### [What to do]
How many lines of these records hold the string "this"? Reply with the number alone.

┌─ Data

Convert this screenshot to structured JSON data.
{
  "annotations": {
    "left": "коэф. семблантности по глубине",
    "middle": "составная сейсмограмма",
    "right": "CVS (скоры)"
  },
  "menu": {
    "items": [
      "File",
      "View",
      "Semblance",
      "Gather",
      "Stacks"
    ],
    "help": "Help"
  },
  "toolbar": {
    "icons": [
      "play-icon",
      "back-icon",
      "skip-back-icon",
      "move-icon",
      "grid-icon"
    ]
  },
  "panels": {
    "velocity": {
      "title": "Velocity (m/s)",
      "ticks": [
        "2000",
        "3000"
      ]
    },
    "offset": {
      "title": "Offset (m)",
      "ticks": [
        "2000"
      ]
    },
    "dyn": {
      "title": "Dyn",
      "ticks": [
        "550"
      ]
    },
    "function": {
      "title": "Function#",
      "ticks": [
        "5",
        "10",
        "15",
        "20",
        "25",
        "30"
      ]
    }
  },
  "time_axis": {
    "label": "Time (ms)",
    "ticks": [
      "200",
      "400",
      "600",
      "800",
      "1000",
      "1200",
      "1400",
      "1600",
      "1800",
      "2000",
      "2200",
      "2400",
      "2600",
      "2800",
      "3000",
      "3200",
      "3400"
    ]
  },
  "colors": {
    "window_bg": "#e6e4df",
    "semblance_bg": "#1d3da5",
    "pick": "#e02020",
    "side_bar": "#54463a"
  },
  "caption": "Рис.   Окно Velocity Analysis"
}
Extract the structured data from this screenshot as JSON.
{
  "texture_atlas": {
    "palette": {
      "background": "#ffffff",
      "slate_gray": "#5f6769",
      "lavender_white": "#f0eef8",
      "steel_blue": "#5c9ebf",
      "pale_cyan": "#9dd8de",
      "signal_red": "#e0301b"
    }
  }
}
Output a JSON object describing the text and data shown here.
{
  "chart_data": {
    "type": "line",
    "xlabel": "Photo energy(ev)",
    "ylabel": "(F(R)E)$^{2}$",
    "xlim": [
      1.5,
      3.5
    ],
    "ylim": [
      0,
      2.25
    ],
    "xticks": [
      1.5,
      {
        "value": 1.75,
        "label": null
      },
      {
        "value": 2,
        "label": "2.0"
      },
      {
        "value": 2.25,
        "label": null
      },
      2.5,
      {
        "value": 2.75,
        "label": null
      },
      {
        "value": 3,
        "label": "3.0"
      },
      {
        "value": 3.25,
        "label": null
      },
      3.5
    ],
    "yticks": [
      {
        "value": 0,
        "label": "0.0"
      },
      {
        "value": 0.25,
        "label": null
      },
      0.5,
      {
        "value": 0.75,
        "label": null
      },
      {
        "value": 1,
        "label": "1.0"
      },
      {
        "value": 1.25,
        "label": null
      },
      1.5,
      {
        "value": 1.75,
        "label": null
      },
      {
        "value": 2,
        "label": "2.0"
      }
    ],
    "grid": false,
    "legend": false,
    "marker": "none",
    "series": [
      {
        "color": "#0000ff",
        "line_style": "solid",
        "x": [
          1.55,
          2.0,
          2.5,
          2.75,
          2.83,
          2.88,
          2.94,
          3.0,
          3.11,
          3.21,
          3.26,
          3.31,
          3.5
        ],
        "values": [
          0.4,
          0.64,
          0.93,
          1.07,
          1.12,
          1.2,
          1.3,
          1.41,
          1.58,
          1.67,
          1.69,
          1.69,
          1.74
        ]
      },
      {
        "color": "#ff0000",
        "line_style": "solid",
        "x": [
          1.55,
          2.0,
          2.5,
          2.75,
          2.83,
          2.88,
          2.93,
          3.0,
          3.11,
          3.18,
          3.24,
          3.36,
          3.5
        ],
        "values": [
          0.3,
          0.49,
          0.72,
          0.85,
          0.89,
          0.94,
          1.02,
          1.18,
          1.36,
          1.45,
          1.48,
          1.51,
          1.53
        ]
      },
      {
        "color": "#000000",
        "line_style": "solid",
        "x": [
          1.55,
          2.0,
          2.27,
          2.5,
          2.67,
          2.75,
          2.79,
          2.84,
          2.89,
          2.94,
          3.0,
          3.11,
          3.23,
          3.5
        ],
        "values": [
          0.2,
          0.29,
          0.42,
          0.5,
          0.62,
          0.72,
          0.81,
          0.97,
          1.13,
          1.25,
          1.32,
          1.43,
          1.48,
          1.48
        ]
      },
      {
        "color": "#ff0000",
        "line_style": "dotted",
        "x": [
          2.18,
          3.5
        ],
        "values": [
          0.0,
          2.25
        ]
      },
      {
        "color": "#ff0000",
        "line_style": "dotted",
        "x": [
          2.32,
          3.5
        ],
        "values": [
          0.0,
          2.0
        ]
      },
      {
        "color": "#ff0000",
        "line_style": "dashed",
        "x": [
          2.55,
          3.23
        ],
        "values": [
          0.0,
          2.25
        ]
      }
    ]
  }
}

└─

### [Complete answer]
2